**What you will do:** For the records below, give the count of lines holding the word "Zoom" and nothing more.
── Records shown
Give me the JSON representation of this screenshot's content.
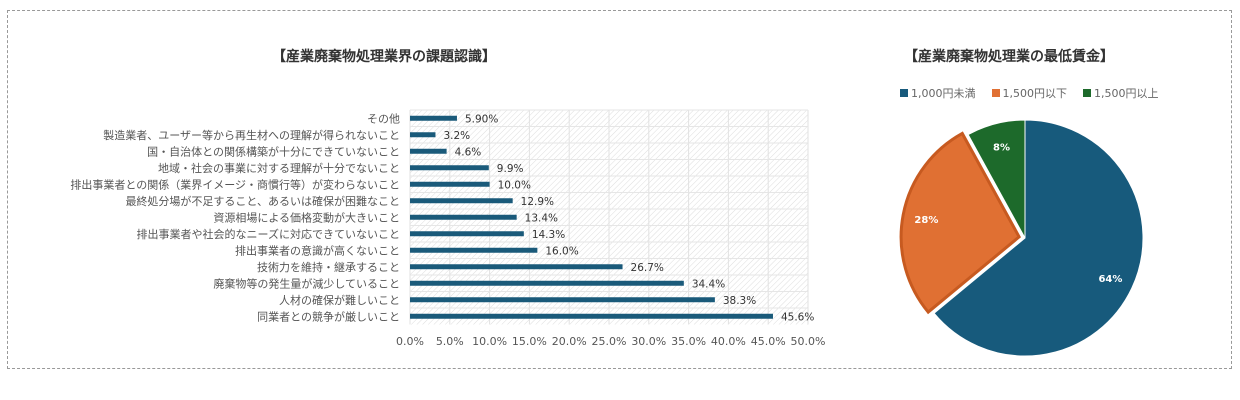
{
  "chart_data": [
    {
      "type": "bar",
      "orientation": "horizontal",
      "title": "【産業廃棄物処理業界の課題認識】",
      "categories": [
        "その他",
        "製造業者、ユーザー等から再生材への理解が得られないこと",
        "国・自治体との関係構築が十分にできていないこと",
        "地域・社会の事業に対する理解が十分でないこと",
        "排出事業者との関係（業界イメージ・商慣行等）が変わらないこと",
        "最終処分場が不足すること、あるいは確保が困難なこと",
        "資源相場による価格変動が大きいこと",
        "排出事業者や社会的なニーズに対応できていないこと",
        "排出事業者の意識が高くないこと",
        "技術力を維持・継承すること",
        "廃棄物等の発生量が減少していること",
        "人材の確保が難しいこと",
        "同業者との競争が厳しいこと"
      ],
      "values": [
        5.9,
        3.2,
        4.6,
        9.9,
        10.0,
        12.9,
        13.4,
        14.3,
        16.0,
        26.7,
        34.4,
        38.3,
        45.6
      ],
      "data_labels": [
        "5.90%",
        "3.2%",
        "4.6%",
        "9.9%",
        "10.0%",
        "12.9%",
        "13.4%",
        "14.3%",
        "16.0%",
        "26.7%",
        "34.4%",
        "38.3%",
        "45.6%"
      ],
      "xlim": [
        0,
        50
      ],
      "x_ticks": [
        "0.0%",
        "5.0%",
        "10.0%",
        "15.0%",
        "20.0%",
        "25.0%",
        "30.0%",
        "35.0%",
        "40.0%",
        "45.0%",
        "50.0%"
      ],
      "grid": true,
      "color": "#1a5a7a"
    },
    {
      "type": "pie",
      "title": "【産業廃棄物処理業の最低賃金】",
      "legend_position": "top",
      "slices": [
        {
          "name": "1,000円未満",
          "value": 64,
          "label": "64%",
          "color": "#175a7c"
        },
        {
          "name": "1,500円以下",
          "value": 28,
          "label": "28%",
          "color": "#e07033"
        },
        {
          "name": "1,500円以上",
          "value": 8,
          "label": "8%",
          "color": "#1d6a2b"
        }
      ]
    }
  ]
}
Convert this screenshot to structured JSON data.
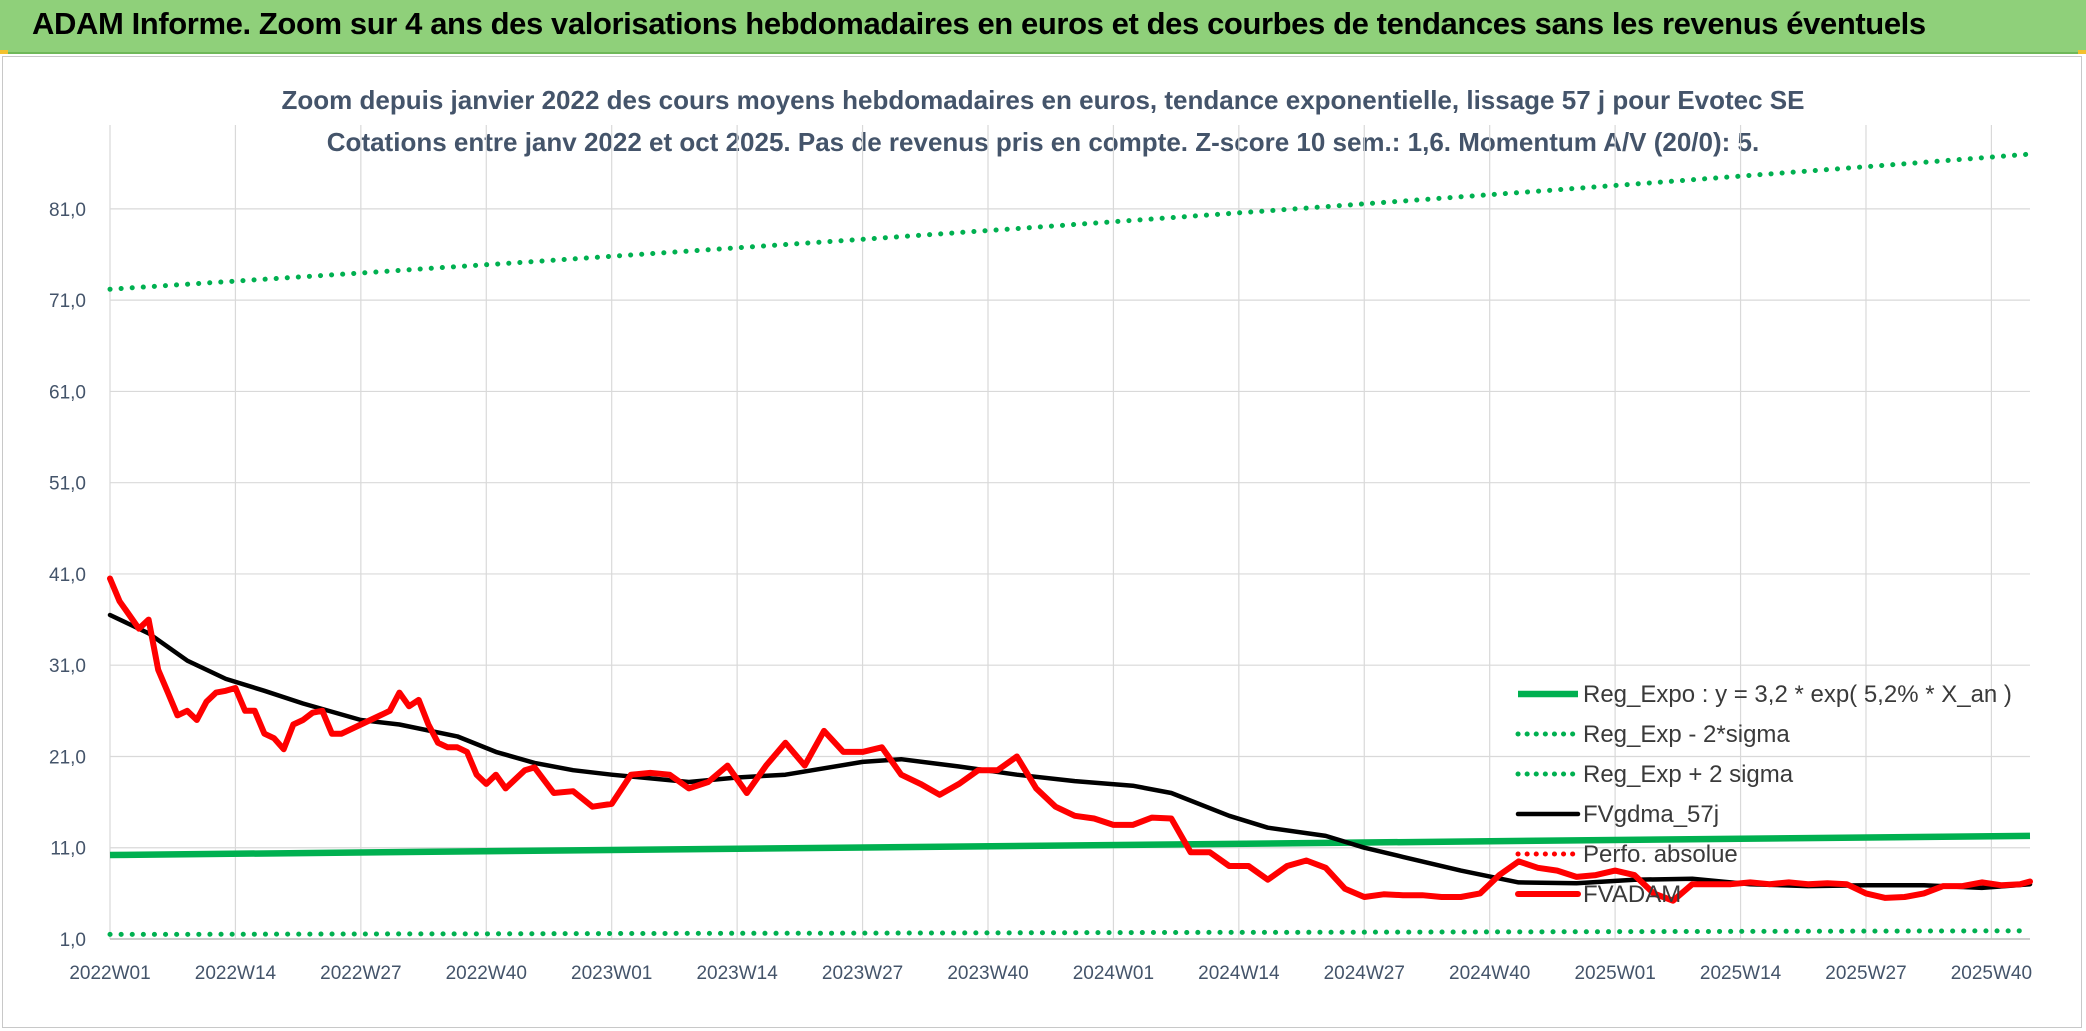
{
  "header": {
    "title": "ADAM Informe. Zoom sur 4 ans des valorisations hebdomadaires en euros et des courbes de tendances sans les revenus éventuels"
  },
  "chart_data": {
    "type": "line",
    "title": "Zoom depuis janvier 2022 des cours moyens hebdomadaires en euros, tendance exponentielle, lissage 57 j pour Evotec SE",
    "subtitle": "Cotations entre janv 2022 et oct 2025. Pas de revenus pris en compte. Z-score 10 sem.: 1,6. Momentum A/V (20/0): 5.",
    "xlabel": "",
    "ylabel": "",
    "x_ticks": [
      "2022W01",
      "2022W14",
      "2022W27",
      "2022W40",
      "2023W01",
      "2023W14",
      "2023W27",
      "2023W40",
      "2024W01",
      "2024W14",
      "2024W27",
      "2024W40",
      "2025W01",
      "2025W14",
      "2025W27",
      "2025W40"
    ],
    "y_ticks": [
      "1,0",
      "11,0",
      "21,0",
      "31,0",
      "41,0",
      "51,0",
      "61,0",
      "71,0",
      "81,0"
    ],
    "ylim": [
      1,
      88
    ],
    "grid": true,
    "legend_position": "bottom-right",
    "x_unit": "weeks from 2022W01",
    "xlim": [
      0,
      199
    ],
    "series": [
      {
        "name": "Reg_Expo : y = 3,2 * exp( 5,2% *  X_an )",
        "color": "#00b050",
        "style": "solid",
        "x": [
          0,
          199
        ],
        "y": [
          10.2,
          12.3
        ]
      },
      {
        "name": "Reg_Exp - 2*sigma",
        "color": "#00b050",
        "style": "dotted",
        "x": [
          0,
          199
        ],
        "y": [
          1.5,
          1.9
        ]
      },
      {
        "name": "Reg_Exp + 2 sigma",
        "color": "#00b050",
        "style": "dotted",
        "x": [
          0,
          199
        ],
        "y": [
          72.2,
          87.0
        ]
      },
      {
        "name": "FVgdma_57j",
        "color": "#000000",
        "style": "solid",
        "x": [
          0,
          4,
          8,
          12,
          16,
          20,
          26,
          30,
          36,
          40,
          44,
          48,
          52,
          60,
          65,
          70,
          78,
          82,
          88,
          94,
          100,
          106,
          110,
          116,
          120,
          126,
          130,
          134,
          140,
          146,
          152,
          158,
          164,
          170,
          176,
          182,
          188,
          194,
          199
        ],
        "y": [
          36.5,
          34.5,
          31.5,
          29.5,
          28.2,
          26.8,
          25.0,
          24.5,
          23.2,
          21.5,
          20.3,
          19.5,
          19.0,
          18.2,
          18.7,
          19.0,
          20.4,
          20.7,
          19.9,
          19.0,
          18.3,
          17.8,
          17.0,
          14.5,
          13.2,
          12.3,
          11.0,
          10.0,
          8.5,
          7.2,
          7.1,
          7.5,
          7.6,
          7.0,
          6.8,
          6.9,
          6.9,
          6.6,
          7.0
        ]
      },
      {
        "name": "Perfo. absolue",
        "color": "#ff0000",
        "style": "dotted",
        "x": [],
        "y": []
      },
      {
        "name": "FVADAM",
        "color": "#ff0000",
        "style": "solid",
        "x": [
          0,
          1,
          2,
          3,
          4,
          5,
          6,
          7,
          8,
          9,
          10,
          11,
          12,
          13,
          14,
          15,
          16,
          17,
          18,
          19,
          20,
          21,
          22,
          23,
          24,
          26,
          28,
          29,
          30,
          31,
          32,
          33,
          34,
          35,
          36,
          37,
          38,
          39,
          40,
          41,
          42,
          43,
          44,
          46,
          48,
          50,
          52,
          54,
          56,
          58,
          60,
          62,
          64,
          66,
          68,
          70,
          72,
          74,
          76,
          78,
          80,
          82,
          84,
          86,
          88,
          90,
          92,
          94,
          96,
          98,
          100,
          102,
          104,
          106,
          108,
          110,
          112,
          114,
          116,
          118,
          120,
          122,
          124,
          126,
          128,
          130,
          132,
          134,
          136,
          138,
          140,
          142,
          144,
          146,
          148,
          150,
          152,
          154,
          156,
          158,
          160,
          162,
          164,
          166,
          168,
          170,
          172,
          174,
          176,
          178,
          180,
          182,
          184,
          186,
          188,
          190,
          192,
          194,
          196,
          198,
          199
        ],
        "y": [
          40.5,
          38.0,
          36.5,
          35.0,
          36.0,
          30.5,
          28.0,
          25.5,
          26.0,
          25.0,
          27.0,
          28.0,
          28.2,
          28.5,
          26.0,
          26.0,
          23.5,
          23.0,
          21.8,
          24.5,
          25.0,
          25.8,
          26.0,
          23.5,
          23.5,
          24.5,
          25.5,
          26.0,
          28.0,
          26.5,
          27.2,
          24.5,
          22.5,
          22.0,
          22.0,
          21.5,
          19.0,
          18.0,
          19.0,
          17.5,
          18.5,
          19.5,
          19.8,
          17.0,
          17.2,
          15.5,
          15.8,
          19.0,
          19.2,
          19.0,
          17.5,
          18.2,
          20.0,
          17.0,
          20.0,
          22.5,
          20.0,
          23.8,
          21.5,
          21.5,
          22.0,
          19.0,
          18.0,
          16.8,
          18.0,
          19.5,
          19.5,
          21.0,
          17.5,
          15.5,
          14.5,
          14.2,
          13.5,
          13.5,
          14.3,
          14.2,
          10.5,
          10.5,
          9.0,
          9.0,
          7.5,
          9.0,
          9.6,
          8.8,
          6.5,
          5.6,
          5.9,
          5.8,
          5.8,
          5.6,
          5.6,
          6.0,
          8.0,
          9.5,
          8.8,
          8.5,
          7.8,
          8.0,
          8.5,
          8.0,
          6.0,
          5.2,
          7.0,
          7.0,
          7.0,
          7.2,
          7.0,
          7.2,
          7.0,
          7.1,
          7.0,
          6.0,
          5.5,
          5.6,
          6.0,
          6.8,
          6.8,
          7.2,
          6.9,
          7.0,
          7.3
        ]
      }
    ]
  }
}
────
**Solution to the exercise:** 2